• [Source records]:
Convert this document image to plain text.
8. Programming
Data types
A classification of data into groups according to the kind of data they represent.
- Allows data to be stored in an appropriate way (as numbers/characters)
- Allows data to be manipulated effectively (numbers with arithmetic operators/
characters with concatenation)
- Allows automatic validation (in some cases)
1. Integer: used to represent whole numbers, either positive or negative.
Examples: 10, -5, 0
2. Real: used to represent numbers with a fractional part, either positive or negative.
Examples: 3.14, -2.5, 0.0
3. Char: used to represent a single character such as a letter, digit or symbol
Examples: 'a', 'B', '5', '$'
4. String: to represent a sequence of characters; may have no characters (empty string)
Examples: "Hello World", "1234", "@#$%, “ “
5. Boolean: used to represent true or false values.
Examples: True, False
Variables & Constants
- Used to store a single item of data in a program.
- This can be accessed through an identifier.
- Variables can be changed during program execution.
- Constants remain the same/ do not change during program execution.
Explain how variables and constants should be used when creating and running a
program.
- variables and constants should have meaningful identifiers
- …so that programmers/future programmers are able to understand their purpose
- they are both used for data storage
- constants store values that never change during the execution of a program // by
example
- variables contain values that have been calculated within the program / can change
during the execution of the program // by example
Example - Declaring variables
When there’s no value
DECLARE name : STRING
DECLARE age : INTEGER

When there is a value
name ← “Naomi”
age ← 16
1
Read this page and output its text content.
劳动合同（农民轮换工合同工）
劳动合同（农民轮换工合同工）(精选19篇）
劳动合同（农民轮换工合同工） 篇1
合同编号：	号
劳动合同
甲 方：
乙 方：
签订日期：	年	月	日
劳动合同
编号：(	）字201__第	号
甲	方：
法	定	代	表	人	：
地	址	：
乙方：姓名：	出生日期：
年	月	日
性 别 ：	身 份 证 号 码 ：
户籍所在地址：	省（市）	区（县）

• [Exercise goal]: Output the listing above exactly as it appears.

• [Solution to the exercise]:
Convert this document image to plain text.
8. Programming
Data types
A classification of data into groups according to the kind of data they represent.
- Allows data to be stored in an appropriate way (as numbers/characters)
- Allows data to be manipulated effectively (numbers with arithmetic operators/
characters with concatenation)
- Allows automatic validation (in some cases)
1. Integer: used to represent whole numbers, either positive or negative.
Examples: 10, -5, 0
2. Real: used to represent numbers with a fractional part, either positive or negative.
Examples: 3.14, -2.5, 0.0
3. Char: used to represent a single character such as a letter, digit or symbol
Examples: 'a', 'B', '5', '$'
4. String: to represent a sequence of characters; may have no characters (empty string)
Examples: "Hello World", "1234", "@#$%, “ “
5. Boolean: used to represent true or false values.
Examples: True, False
Variables & Constants
- Used to store a single item of data in a program.
- This can be accessed through an identifier.
- Variables can be changed during program execution.
- Constants remain the same/ do not change during program execution.
Explain how variables and constants should be used when creating and running a
program.
- variables and constants should have meaningful identifiers
- …so that programmers/future programmers are able to understand their purpose
- they are both used for data storage
- constants store values that never change during the execution of a program // by
example
- variables contain values that have been calculated within the program / can change
during the execution of the program // by example
Example - Declaring variables
When there’s no value
DECLARE name : STRING
DECLARE age : INTEGER

When there is a value
name ← “Naomi”
age ← 16
1
Read this page and output its text content.
劳动合同（农民轮换工合同工）
劳动合同（农民轮换工合同工）(精选19篇）
劳动合同（农民轮换工合同工） 篇1
合同编号：	号
劳动合同
甲 方：
乙 方：
签订日期：	年	月	日
劳动合同
编号：(	）字201__第	号
甲	方：
法	定	代	表	人	：
地	址	：
乙方：姓名：	出生日期：
年	月	日
性 别 ：	身 份 证 号 码 ：
户籍所在地址：	省（市）	区（县）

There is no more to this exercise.